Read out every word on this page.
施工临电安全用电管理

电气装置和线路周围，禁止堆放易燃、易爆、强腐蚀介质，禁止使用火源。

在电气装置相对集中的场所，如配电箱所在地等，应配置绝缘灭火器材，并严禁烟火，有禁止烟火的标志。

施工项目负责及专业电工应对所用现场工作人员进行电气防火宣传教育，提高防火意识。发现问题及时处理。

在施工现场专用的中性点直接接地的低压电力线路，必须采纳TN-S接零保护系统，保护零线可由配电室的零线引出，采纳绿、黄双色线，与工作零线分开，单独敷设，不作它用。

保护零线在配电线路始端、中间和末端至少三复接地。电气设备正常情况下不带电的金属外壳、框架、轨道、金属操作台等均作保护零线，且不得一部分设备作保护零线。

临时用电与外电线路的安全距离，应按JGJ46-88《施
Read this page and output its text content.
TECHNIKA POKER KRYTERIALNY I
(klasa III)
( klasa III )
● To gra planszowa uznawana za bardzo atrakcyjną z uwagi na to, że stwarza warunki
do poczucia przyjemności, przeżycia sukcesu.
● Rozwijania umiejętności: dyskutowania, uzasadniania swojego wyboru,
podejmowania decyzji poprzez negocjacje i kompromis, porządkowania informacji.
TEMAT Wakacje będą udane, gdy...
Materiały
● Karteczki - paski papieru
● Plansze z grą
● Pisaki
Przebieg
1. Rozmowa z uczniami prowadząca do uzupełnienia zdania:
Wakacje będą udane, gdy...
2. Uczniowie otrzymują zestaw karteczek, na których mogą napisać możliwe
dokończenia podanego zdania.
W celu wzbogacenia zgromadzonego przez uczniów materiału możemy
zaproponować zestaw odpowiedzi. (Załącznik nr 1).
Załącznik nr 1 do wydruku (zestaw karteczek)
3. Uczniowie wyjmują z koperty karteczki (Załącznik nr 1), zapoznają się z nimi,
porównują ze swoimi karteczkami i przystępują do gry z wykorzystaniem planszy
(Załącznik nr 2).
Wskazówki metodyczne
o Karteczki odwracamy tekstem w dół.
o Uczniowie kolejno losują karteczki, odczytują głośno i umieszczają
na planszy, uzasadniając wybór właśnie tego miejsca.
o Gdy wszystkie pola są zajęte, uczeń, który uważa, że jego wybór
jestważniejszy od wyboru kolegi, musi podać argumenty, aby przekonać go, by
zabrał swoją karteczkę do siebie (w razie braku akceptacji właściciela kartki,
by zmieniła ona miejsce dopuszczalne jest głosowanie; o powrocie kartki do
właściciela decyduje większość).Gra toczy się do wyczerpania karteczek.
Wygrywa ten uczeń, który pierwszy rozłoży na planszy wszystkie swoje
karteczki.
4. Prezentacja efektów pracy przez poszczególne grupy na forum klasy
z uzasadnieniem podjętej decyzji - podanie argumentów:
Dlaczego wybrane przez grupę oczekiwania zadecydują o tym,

* * *

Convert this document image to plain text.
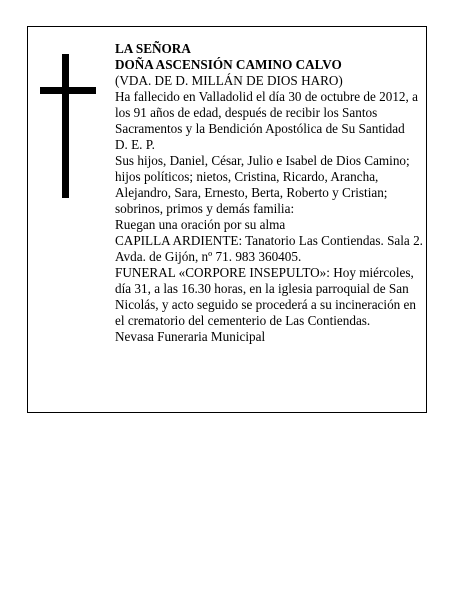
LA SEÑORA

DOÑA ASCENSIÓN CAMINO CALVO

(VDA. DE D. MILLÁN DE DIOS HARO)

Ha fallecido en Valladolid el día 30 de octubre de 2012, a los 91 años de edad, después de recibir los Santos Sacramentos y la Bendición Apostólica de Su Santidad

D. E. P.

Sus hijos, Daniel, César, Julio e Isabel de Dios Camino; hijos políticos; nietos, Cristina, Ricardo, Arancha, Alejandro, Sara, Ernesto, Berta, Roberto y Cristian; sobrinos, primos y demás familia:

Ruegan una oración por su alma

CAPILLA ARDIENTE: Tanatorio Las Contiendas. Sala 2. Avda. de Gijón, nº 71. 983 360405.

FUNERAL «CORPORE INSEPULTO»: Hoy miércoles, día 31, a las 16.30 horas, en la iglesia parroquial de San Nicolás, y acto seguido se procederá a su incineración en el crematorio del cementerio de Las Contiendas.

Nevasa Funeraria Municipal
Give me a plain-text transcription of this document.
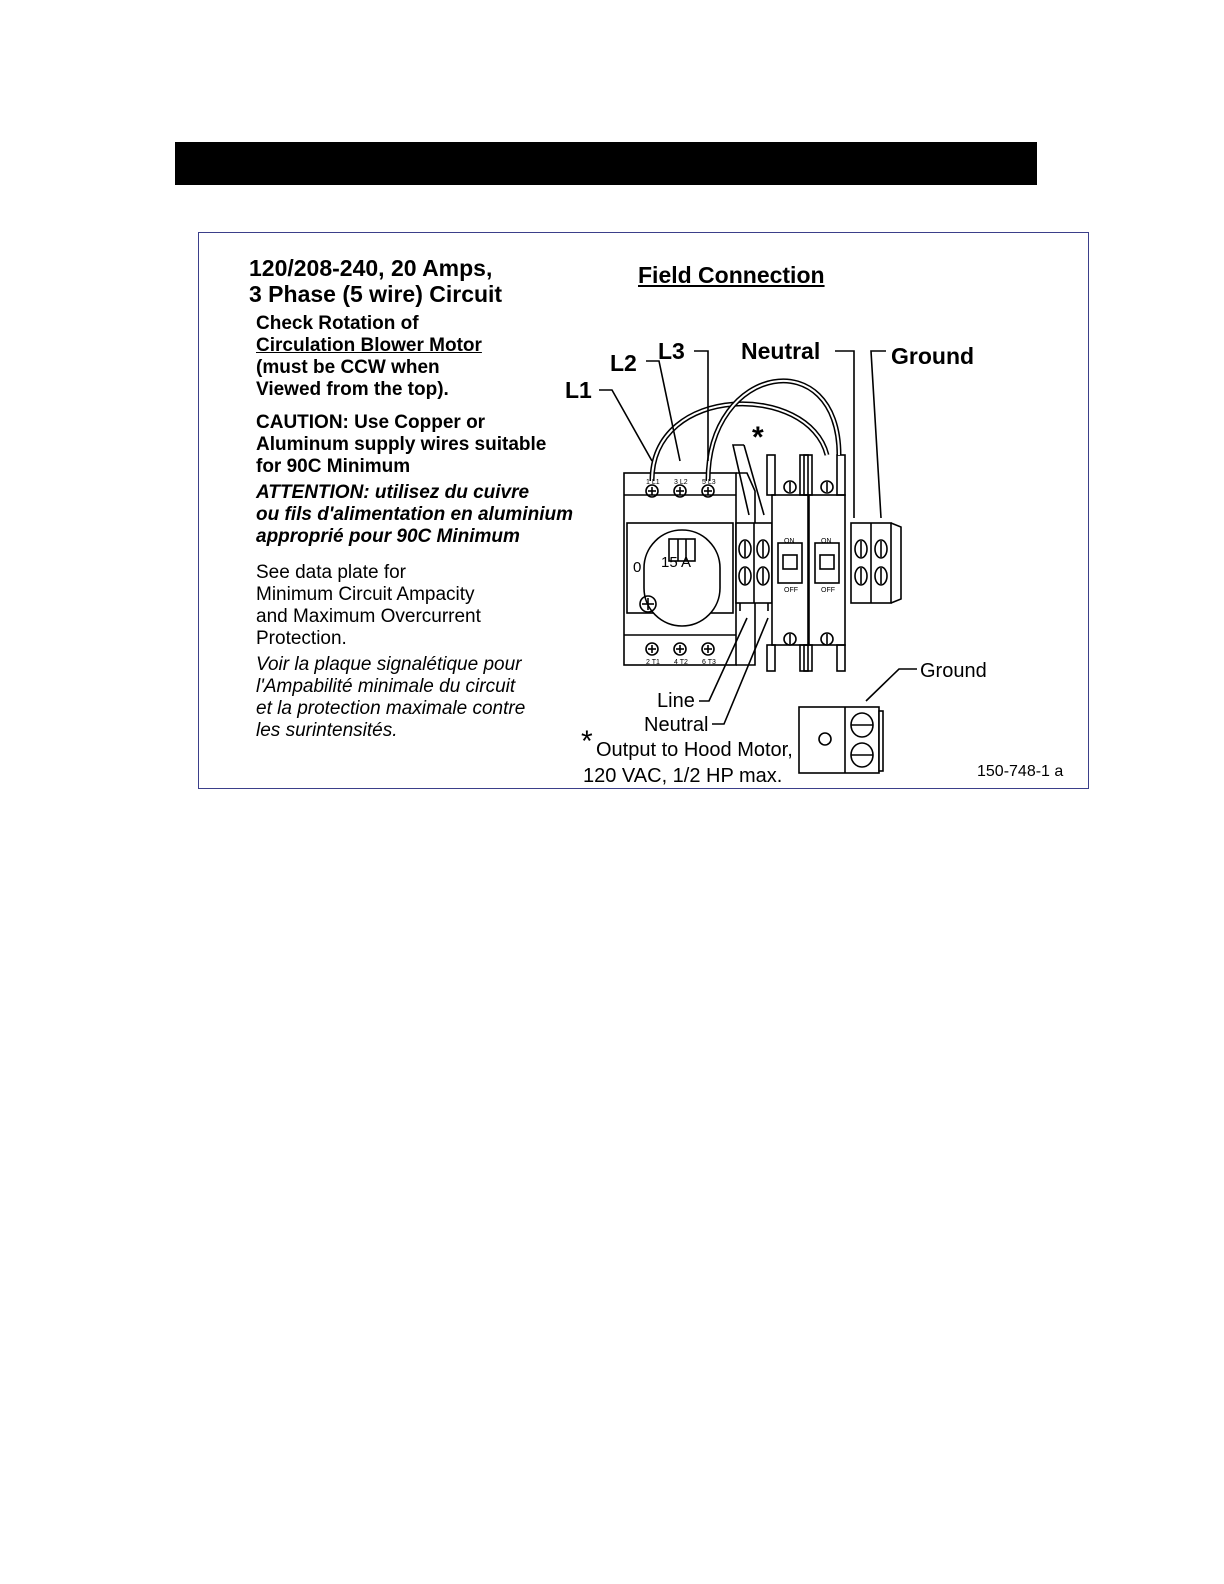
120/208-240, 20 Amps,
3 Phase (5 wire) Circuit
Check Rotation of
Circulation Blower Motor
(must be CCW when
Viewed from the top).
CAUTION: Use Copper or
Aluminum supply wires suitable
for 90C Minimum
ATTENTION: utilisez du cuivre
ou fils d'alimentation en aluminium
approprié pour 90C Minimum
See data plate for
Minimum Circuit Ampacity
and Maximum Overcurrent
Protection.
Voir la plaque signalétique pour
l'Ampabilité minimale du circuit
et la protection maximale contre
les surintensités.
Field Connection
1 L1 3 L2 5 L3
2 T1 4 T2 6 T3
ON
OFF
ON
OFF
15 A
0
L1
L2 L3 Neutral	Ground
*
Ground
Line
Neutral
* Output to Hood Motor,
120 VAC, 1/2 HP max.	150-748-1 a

→ **EXERCISE AIM**:
Out of the preceding entries, pull every line containing the string "Uczniowie".

→ **RESULT BELOW**:
2. Uczniowie otrzymują zestaw karteczek, na których mogą napisać możliwe
3. Uczniowie wyjmują z koperty karteczki (Załącznik nr 1), zapoznają się z nimi,
o Uczniowie kolejno losują karteczki, odczytują głośno i umieszczają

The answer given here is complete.